Copy out each line that has "will" in it.

##### Provided material

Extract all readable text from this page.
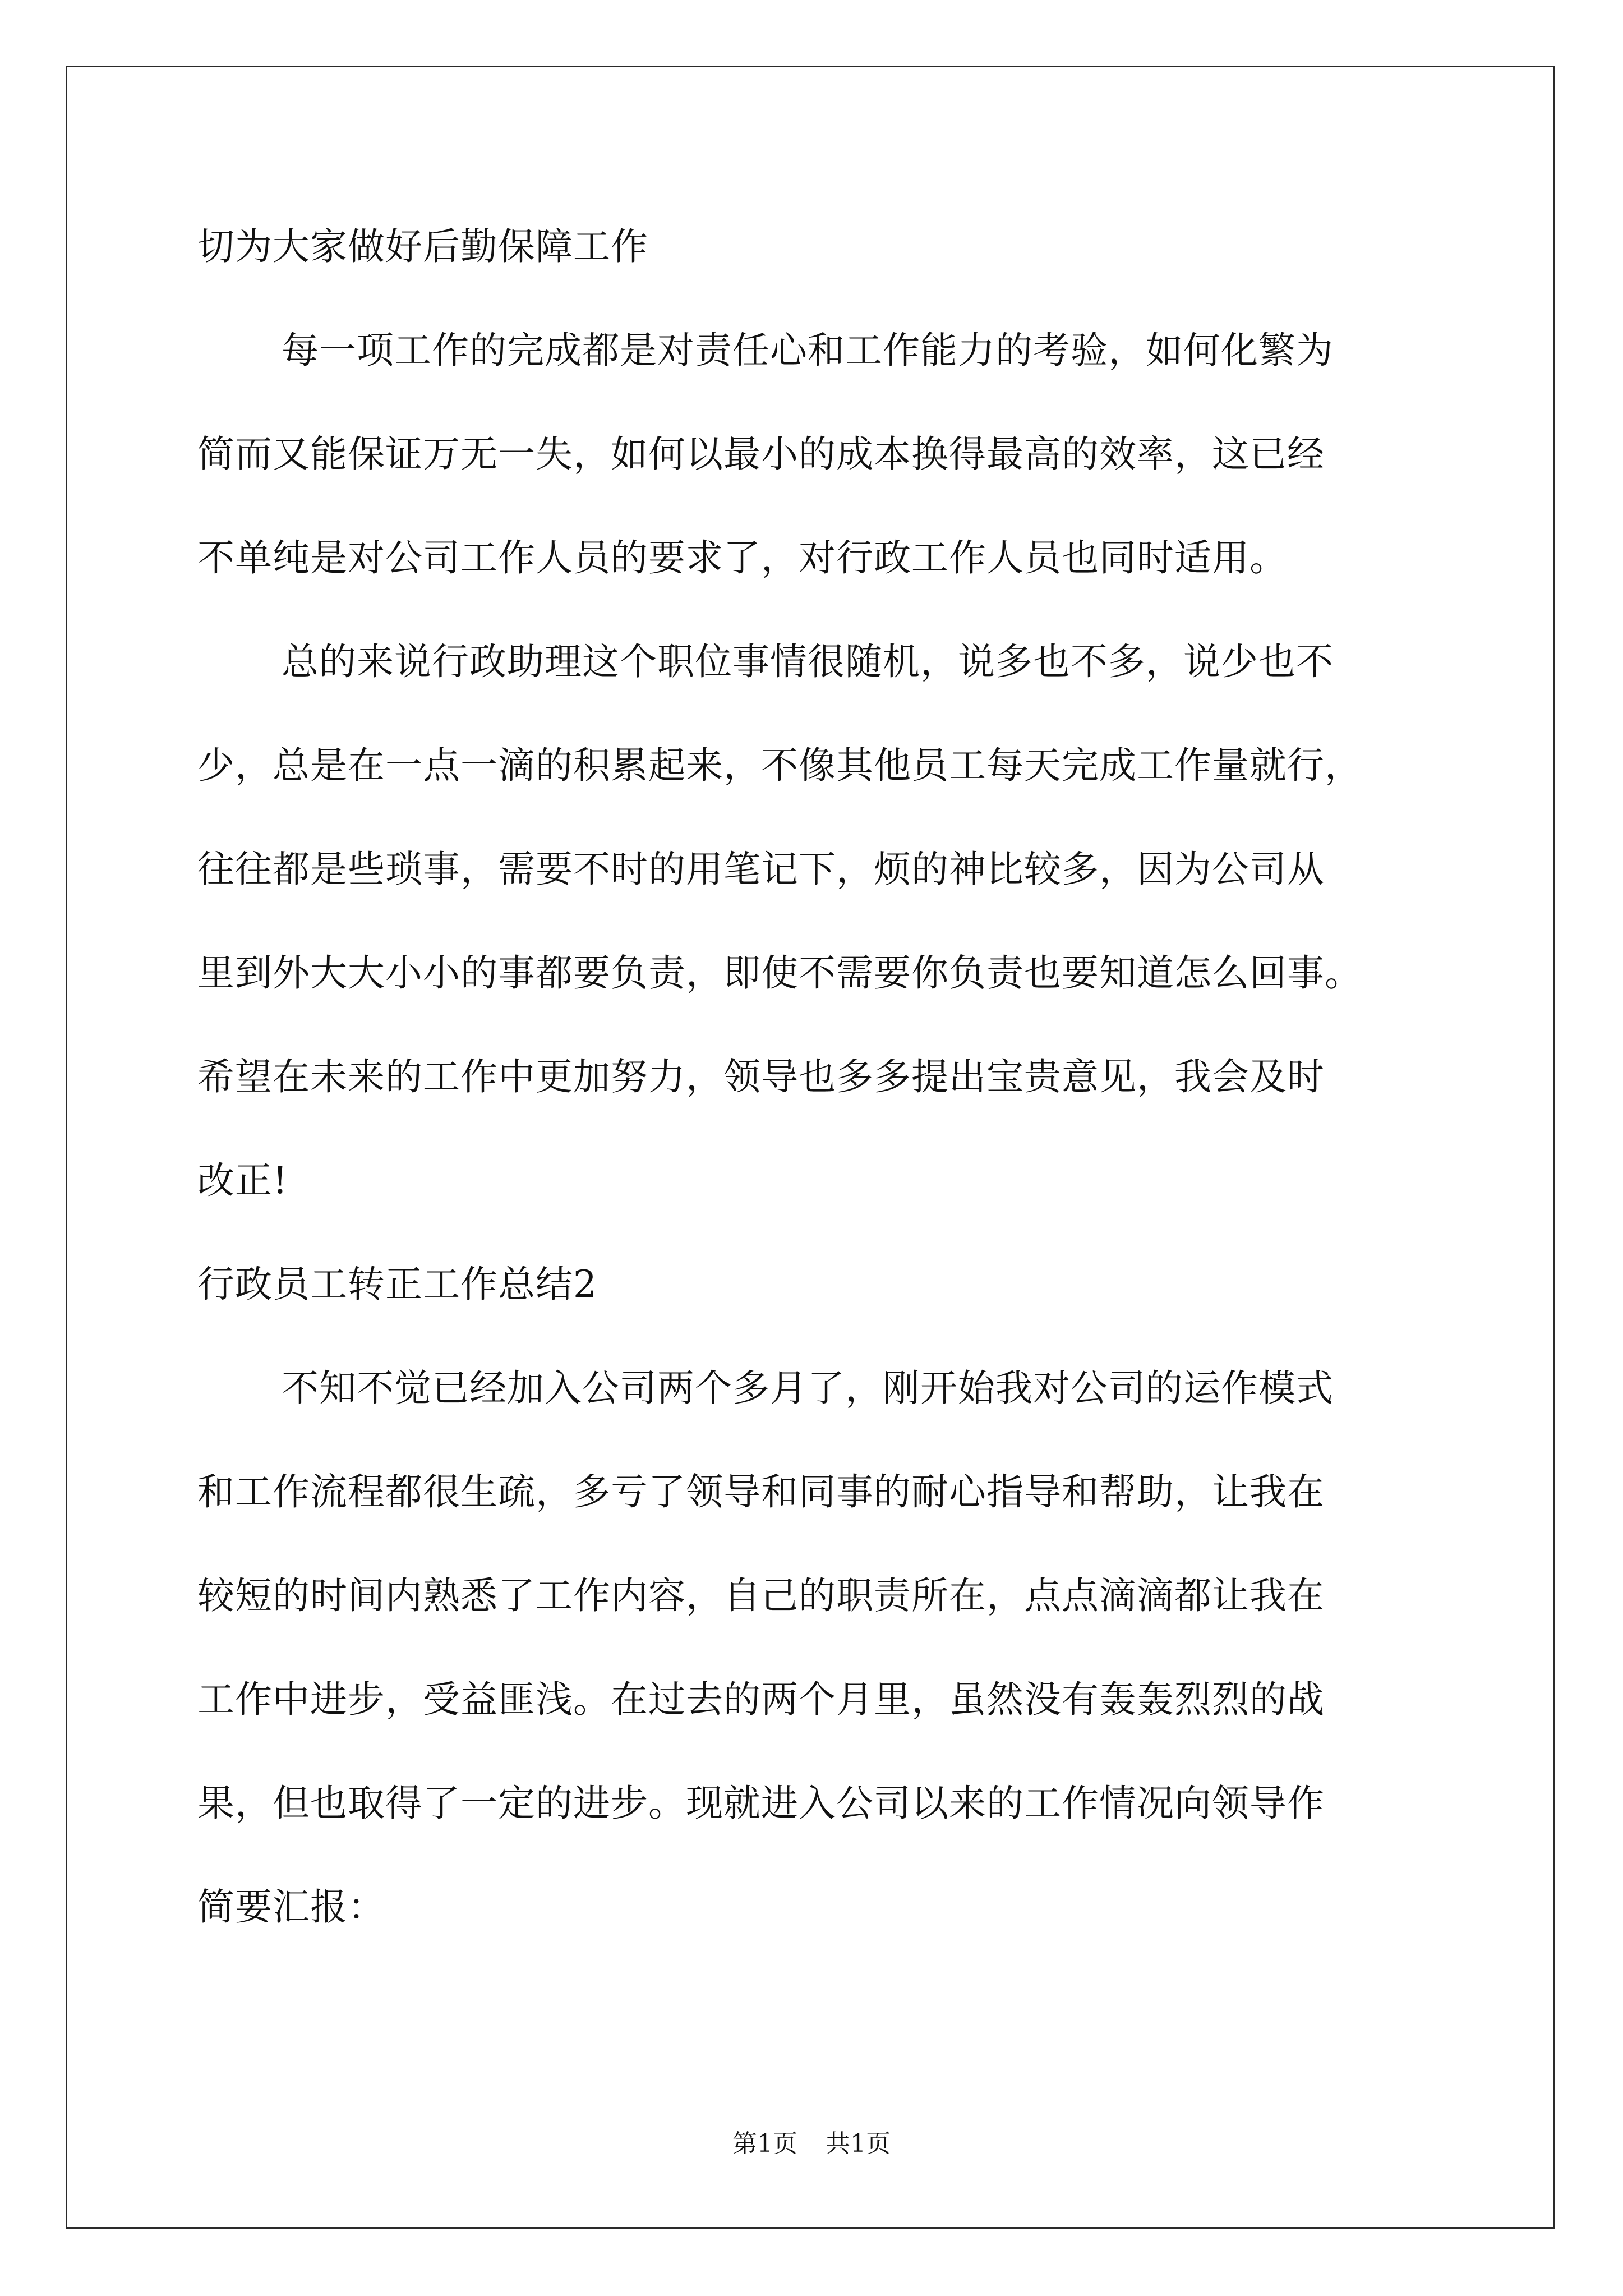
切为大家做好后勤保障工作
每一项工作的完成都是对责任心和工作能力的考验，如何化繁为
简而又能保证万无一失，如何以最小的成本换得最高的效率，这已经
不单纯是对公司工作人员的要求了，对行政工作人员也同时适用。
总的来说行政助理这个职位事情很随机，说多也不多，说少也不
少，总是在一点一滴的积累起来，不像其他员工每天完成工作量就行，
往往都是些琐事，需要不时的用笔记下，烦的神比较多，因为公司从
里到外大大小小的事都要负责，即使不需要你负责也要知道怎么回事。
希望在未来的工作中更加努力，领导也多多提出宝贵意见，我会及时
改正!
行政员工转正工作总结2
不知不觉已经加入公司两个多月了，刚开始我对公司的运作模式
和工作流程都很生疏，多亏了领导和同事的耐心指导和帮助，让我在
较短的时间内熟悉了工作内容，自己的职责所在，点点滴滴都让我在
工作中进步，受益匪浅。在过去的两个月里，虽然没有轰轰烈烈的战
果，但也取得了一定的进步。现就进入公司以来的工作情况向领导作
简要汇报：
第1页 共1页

##########
##### Provided material

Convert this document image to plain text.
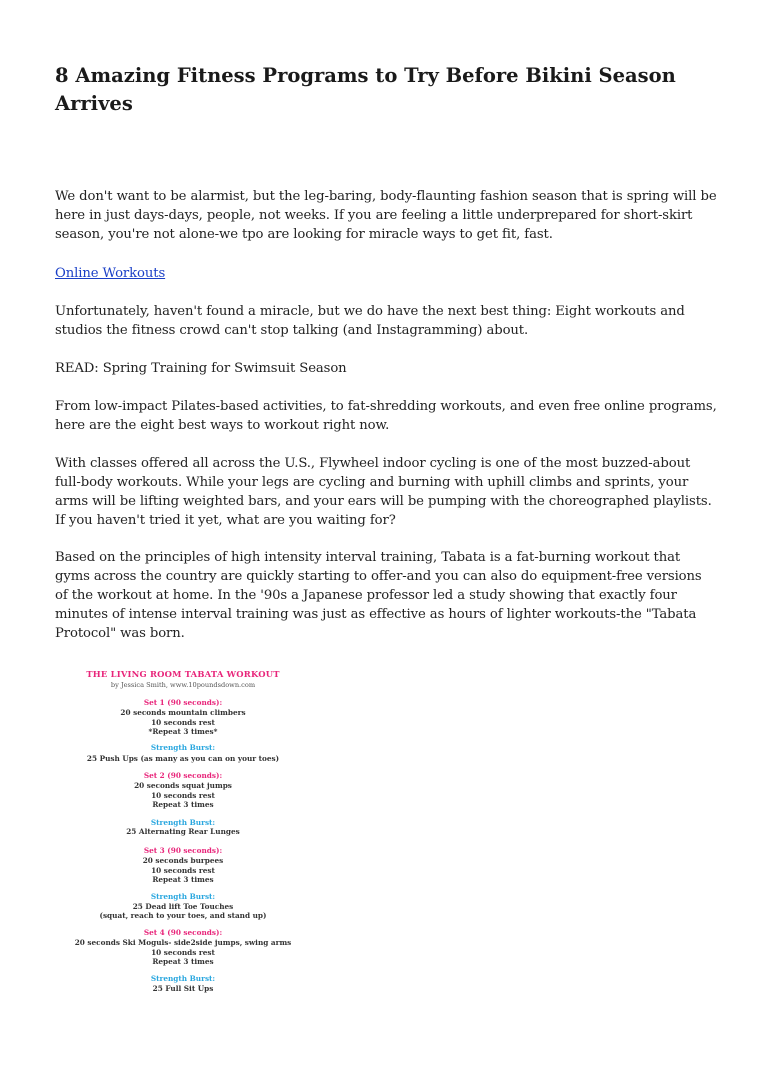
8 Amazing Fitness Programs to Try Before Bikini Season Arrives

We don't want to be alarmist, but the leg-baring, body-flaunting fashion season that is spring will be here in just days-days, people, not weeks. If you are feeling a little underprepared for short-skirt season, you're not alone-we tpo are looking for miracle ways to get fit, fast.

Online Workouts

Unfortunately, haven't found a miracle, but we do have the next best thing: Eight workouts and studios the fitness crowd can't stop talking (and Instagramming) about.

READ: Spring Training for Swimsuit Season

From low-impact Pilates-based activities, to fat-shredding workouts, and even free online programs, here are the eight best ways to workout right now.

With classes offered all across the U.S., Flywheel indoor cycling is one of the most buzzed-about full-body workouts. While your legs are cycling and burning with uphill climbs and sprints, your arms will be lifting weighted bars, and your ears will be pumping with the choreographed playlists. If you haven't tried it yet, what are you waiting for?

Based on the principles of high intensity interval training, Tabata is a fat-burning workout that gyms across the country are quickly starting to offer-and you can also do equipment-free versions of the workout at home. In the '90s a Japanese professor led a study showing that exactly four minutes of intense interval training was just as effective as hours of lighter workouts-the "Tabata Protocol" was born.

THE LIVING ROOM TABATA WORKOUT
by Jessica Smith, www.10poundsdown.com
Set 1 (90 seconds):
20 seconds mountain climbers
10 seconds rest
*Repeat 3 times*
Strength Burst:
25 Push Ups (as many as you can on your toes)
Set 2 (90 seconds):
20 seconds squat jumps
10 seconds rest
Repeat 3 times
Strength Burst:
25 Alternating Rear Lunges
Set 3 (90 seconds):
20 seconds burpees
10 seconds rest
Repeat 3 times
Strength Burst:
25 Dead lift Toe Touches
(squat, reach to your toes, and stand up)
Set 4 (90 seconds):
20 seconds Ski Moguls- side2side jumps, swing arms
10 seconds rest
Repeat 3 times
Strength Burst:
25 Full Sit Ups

##########

§ Solution
We don't want to be alarmist, but the leg-baring, body-flaunting fashion season that is spring will be here in just days-days, people, not weeks. If you are feeling a little underprepared for short-skirt season, you're not alone-we tpo are looking for miracle ways to get fit, fast.
With classes offered all across the U.S., Flywheel indoor cycling is one of the most buzzed-about full-body workouts. While your legs are cycling and burning with uphill climbs and sprints, your arms will be lifting weighted bars, and your ears will be pumping with the choreographed playlists. If you haven't tried it yet, what are you waiting for?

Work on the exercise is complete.